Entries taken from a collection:
# # #

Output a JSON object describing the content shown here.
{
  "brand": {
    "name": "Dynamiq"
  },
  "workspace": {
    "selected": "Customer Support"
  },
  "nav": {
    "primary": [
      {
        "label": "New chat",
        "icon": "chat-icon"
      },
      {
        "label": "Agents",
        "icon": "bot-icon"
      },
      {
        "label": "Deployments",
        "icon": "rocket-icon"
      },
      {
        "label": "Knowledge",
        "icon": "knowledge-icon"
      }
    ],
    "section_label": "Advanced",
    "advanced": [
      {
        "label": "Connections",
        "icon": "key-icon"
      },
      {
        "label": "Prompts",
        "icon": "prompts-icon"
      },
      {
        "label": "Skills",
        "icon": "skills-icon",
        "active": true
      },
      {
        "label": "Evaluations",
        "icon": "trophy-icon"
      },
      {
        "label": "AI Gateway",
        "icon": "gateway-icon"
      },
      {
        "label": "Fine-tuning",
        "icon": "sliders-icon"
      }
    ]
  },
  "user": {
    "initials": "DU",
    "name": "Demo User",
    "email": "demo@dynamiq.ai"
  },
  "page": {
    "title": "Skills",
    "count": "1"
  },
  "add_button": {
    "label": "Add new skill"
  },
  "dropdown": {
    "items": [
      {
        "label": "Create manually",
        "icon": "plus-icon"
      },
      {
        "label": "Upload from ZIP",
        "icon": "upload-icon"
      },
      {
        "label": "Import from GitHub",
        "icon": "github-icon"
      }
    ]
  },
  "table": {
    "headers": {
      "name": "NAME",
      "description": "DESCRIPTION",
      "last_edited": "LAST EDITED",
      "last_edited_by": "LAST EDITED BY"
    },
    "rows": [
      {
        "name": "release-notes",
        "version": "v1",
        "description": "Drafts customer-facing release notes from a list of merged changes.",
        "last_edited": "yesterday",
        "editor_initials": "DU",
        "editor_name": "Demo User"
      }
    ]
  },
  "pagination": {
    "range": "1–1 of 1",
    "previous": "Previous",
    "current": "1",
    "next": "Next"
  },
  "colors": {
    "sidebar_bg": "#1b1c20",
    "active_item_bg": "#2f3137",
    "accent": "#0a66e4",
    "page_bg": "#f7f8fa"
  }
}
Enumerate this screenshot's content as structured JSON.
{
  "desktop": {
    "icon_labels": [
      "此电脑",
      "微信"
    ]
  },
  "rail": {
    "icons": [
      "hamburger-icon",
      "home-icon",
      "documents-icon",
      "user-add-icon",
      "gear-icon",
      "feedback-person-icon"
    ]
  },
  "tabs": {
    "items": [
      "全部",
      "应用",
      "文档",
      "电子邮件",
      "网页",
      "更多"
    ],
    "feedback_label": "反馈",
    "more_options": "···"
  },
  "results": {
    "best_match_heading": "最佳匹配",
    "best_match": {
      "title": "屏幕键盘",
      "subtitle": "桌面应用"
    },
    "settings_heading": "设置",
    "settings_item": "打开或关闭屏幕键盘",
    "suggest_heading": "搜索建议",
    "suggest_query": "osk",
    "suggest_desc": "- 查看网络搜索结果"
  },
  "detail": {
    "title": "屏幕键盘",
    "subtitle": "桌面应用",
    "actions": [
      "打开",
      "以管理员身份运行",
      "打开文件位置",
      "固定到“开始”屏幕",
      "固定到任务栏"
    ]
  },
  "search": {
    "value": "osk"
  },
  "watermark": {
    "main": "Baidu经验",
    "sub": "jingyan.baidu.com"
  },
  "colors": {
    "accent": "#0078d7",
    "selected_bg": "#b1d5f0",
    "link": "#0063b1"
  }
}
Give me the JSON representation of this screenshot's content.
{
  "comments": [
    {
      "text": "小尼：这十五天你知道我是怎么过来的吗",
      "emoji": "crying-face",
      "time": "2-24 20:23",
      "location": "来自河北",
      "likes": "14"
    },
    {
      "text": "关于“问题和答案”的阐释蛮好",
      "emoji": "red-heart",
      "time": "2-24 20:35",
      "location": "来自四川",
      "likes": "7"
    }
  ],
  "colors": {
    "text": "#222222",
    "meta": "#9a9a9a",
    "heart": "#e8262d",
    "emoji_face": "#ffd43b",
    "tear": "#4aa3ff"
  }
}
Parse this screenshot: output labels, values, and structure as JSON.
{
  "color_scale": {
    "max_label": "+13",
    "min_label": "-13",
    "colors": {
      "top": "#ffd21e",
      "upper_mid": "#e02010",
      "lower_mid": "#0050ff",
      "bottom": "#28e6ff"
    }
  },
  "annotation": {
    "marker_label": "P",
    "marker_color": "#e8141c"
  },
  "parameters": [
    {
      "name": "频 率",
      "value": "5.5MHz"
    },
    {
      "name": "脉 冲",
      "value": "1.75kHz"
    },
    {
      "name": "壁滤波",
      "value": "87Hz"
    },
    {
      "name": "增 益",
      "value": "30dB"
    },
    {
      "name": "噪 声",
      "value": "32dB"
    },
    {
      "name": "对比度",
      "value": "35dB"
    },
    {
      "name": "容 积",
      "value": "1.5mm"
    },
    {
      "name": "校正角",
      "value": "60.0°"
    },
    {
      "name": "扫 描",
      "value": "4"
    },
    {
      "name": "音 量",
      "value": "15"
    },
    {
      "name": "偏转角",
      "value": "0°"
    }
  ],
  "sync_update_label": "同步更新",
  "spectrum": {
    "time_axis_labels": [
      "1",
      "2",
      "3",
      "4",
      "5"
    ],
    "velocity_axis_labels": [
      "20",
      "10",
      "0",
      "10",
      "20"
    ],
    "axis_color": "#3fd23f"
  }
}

# # #

→ **Objective**
Write out every entry exactly as given.

→ **Result**
Output a JSON object describing the content shown here.
{
  "brand": {
    "name": "Dynamiq"
  },
  "workspace": {
    "selected": "Customer Support"
  },
  "nav": {
    "primary": [
      {
        "label": "New chat",
        "icon": "chat-icon"
      },
      {
        "label": "Agents",
        "icon": "bot-icon"
      },
      {
        "label": "Deployments",
        "icon": "rocket-icon"
      },
      {
        "label": "Knowledge",
        "icon": "knowledge-icon"
      }
    ],
    "section_label": "Advanced",
    "advanced": [
      {
        "label": "Connections",
        "icon": "key-icon"
      },
      {
        "label": "Prompts",
        "icon": "prompts-icon"
      },
      {
        "label": "Skills",
        "icon": "skills-icon",
        "active": true
      },
      {
        "label": "Evaluations",
        "icon": "trophy-icon"
      },
      {
        "label": "AI Gateway",
        "icon": "gateway-icon"
      },
      {
        "label": "Fine-tuning",
        "icon": "sliders-icon"
      }
    ]
  },
  "user": {
    "initials": "DU",
    "name": "Demo User",
    "email": "demo@dynamiq.ai"
  },
  "page": {
    "title": "Skills",
    "count": "1"
  },
  "add_button": {
    "label": "Add new skill"
  },
  "dropdown": {
    "items": [
      {
        "label": "Create manually",
        "icon": "plus-icon"
      },
      {
        "label": "Upload from ZIP",
        "icon": "upload-icon"
      },
      {
        "label": "Import from GitHub",
        "icon": "github-icon"
      }
    ]
  },
  "table": {
    "headers": {
      "name": "NAME",
      "description": "DESCRIPTION",
      "last_edited": "LAST EDITED",
      "last_edited_by": "LAST EDITED BY"
    },
    "rows": [
      {
        "name": "release-notes",
        "version": "v1",
        "description": "Drafts customer-facing release notes from a list of merged changes.",
        "last_edited": "yesterday",
        "editor_initials": "DU",
        "editor_name": "Demo User"
      }
    ]
  },
  "pagination": {
    "range": "1–1 of 1",
    "previous": "Previous",
    "current": "1",
    "next": "Next"
  },
  "colors": {
    "sidebar_bg": "#1b1c20",
    "active_item_bg": "#2f3137",
    "accent": "#0a66e4",
    "page_bg": "#f7f8fa"
  }
}
Enumerate this screenshot's content as structured JSON.
{
  "desktop": {
    "icon_labels": [
      "此电脑",
      "微信"
    ]
  },
  "rail": {
    "icons": [
      "hamburger-icon",
      "home-icon",
      "documents-icon",
      "user-add-icon",
      "gear-icon",
      "feedback-person-icon"
    ]
  },
  "tabs": {
    "items": [
      "全部",
      "应用",
      "文档",
      "电子邮件",
      "网页",
      "更多"
    ],
    "feedback_label": "反馈",
    "more_options": "···"
  },
  "results": {
    "best_match_heading": "最佳匹配",
    "best_match": {
      "title": "屏幕键盘",
      "subtitle": "桌面应用"
    },
    "settings_heading": "设置",
    "settings_item": "打开或关闭屏幕键盘",
    "suggest_heading": "搜索建议",
    "suggest_query": "osk",
    "suggest_desc": "- 查看网络搜索结果"
  },
  "detail": {
    "title": "屏幕键盘",
    "subtitle": "桌面应用",
    "actions": [
      "打开",
      "以管理员身份运行",
      "打开文件位置",
      "固定到“开始”屏幕",
      "固定到任务栏"
    ]
  },
  "search": {
    "value": "osk"
  },
  "watermark": {
    "main": "Baidu经验",
    "sub": "jingyan.baidu.com"
  },
  "colors": {
    "accent": "#0078d7",
    "selected_bg": "#b1d5f0",
    "link": "#0063b1"
  }
}
Give me the JSON representation of this screenshot's content.
{
  "comments": [
    {
      "text": "小尼：这十五天你知道我是怎么过来的吗",
      "emoji": "crying-face",
      "time": "2-24 20:23",
      "location": "来自河北",
      "likes": "14"
    },
    {
      "text": "关于“问题和答案”的阐释蛮好",
      "emoji": "red-heart",
      "time": "2-24 20:35",
      "location": "来自四川",
      "likes": "7"
    }
  ],
  "colors": {
    "text": "#222222",
    "meta": "#9a9a9a",
    "heart": "#e8262d",
    "emoji_face": "#ffd43b",
    "tear": "#4aa3ff"
  }
}
Parse this screenshot: output labels, values, and structure as JSON.
{
  "color_scale": {
    "max_label": "+13",
    "min_label": "-13",
    "colors": {
      "top": "#ffd21e",
      "upper_mid": "#e02010",
      "lower_mid": "#0050ff",
      "bottom": "#28e6ff"
    }
  },
  "annotation": {
    "marker_label": "P",
    "marker_color": "#e8141c"
  },
  "parameters": [
    {
      "name": "频 率",
      "value": "5.5MHz"
    },
    {
      "name": "脉 冲",
      "value": "1.75kHz"
    },
    {
      "name": "壁滤波",
      "value": "87Hz"
    },
    {
      "name": "增 益",
      "value": "30dB"
    },
    {
      "name": "噪 声",
      "value": "32dB"
    },
    {
      "name": "对比度",
      "value": "35dB"
    },
    {
      "name": "容 积",
      "value": "1.5mm"
    },
    {
      "name": "校正角",
      "value": "60.0°"
    },
    {
      "name": "扫 描",
      "value": "4"
    },
    {
      "name": "音 量",
      "value": "15"
    },
    {
      "name": "偏转角",
      "value": "0°"
    }
  ],
  "sync_update_label": "同步更新",
  "spectrum": {
    "time_axis_labels": [
      "1",
      "2",
      "3",
      "4",
      "5"
    ],
    "velocity_axis_labels": [
      "20",
      "10",
      "0",
      "10",
      "20"
    ],
    "axis_color": "#3fd23f"
  }
}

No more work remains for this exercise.